*** Record extracts

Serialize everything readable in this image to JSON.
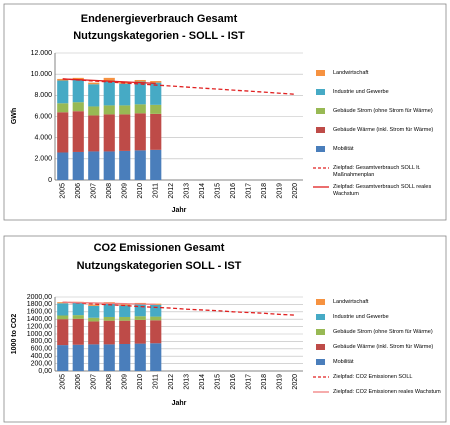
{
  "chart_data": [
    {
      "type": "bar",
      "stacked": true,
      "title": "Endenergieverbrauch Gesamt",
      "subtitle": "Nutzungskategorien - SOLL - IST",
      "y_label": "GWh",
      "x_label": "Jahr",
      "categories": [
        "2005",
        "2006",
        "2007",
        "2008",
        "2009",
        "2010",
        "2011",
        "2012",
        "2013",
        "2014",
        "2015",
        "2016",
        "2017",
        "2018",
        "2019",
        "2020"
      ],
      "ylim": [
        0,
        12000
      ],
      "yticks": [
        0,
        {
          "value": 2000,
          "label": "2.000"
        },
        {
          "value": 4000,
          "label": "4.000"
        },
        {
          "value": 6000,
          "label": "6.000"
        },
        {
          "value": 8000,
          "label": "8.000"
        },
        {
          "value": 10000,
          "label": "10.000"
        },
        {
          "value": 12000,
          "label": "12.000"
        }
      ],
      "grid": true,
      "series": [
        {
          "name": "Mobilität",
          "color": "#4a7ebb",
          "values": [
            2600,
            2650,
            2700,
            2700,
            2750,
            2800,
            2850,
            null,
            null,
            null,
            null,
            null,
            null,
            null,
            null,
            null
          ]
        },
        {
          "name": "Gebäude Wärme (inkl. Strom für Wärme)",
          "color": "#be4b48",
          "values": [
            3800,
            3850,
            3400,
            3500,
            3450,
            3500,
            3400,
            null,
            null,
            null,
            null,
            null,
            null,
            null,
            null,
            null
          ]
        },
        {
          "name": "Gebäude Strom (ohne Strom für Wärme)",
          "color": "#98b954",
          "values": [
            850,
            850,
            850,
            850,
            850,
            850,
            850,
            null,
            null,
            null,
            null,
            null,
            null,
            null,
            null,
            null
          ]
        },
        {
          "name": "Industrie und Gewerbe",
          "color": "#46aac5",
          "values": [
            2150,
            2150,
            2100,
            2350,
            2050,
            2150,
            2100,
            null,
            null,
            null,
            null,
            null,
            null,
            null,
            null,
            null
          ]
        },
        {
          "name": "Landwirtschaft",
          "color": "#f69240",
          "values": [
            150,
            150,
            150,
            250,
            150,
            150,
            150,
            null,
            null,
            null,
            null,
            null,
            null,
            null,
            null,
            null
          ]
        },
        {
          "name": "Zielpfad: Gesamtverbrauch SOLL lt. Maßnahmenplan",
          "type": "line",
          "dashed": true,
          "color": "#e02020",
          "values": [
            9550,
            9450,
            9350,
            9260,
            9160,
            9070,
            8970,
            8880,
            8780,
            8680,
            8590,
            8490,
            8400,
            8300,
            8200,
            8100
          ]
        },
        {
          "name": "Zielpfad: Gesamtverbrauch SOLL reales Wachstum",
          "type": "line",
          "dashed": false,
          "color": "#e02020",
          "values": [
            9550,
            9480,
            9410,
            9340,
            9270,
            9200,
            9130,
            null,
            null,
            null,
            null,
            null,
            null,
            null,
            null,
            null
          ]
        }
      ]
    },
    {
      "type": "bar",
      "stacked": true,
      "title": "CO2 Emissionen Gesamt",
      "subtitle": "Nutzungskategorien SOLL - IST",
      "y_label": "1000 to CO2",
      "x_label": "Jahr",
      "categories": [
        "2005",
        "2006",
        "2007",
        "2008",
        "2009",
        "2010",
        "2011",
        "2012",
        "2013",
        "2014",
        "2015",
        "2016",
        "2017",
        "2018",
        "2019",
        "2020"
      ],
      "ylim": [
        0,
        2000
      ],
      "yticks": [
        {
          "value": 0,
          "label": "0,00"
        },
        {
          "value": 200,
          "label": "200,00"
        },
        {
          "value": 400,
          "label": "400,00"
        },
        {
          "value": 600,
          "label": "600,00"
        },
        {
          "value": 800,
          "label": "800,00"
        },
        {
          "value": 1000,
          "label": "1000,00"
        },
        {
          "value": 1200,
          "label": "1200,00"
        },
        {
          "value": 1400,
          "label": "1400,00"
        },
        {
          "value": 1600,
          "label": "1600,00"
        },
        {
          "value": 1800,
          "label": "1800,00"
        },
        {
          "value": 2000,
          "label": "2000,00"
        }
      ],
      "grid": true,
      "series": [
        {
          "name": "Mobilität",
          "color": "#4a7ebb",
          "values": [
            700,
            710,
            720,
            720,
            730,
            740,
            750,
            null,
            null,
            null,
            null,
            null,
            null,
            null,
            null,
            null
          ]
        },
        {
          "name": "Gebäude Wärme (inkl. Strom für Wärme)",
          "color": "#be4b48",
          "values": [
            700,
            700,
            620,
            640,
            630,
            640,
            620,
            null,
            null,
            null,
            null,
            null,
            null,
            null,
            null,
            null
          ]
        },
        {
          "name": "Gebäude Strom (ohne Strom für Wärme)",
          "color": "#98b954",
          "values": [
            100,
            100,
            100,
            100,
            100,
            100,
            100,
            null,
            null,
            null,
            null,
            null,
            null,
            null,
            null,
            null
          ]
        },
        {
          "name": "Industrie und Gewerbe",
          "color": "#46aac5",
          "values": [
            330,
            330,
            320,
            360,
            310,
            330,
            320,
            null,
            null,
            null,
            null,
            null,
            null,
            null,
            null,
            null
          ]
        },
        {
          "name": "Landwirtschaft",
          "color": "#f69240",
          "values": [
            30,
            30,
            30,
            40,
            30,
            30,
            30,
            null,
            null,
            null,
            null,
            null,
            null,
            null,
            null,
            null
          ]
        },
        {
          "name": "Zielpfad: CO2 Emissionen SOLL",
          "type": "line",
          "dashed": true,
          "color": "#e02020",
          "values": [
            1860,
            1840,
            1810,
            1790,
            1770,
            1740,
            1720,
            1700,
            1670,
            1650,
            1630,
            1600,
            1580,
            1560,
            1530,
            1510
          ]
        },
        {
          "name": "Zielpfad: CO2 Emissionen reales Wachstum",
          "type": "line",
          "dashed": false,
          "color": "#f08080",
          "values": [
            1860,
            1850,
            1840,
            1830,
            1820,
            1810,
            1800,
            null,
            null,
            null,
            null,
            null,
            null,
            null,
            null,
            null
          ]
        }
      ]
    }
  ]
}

******

__Exercise details__
Count every line above that holds the string "Nutzungskategorien" and give the total, nothing more.

__Response__
2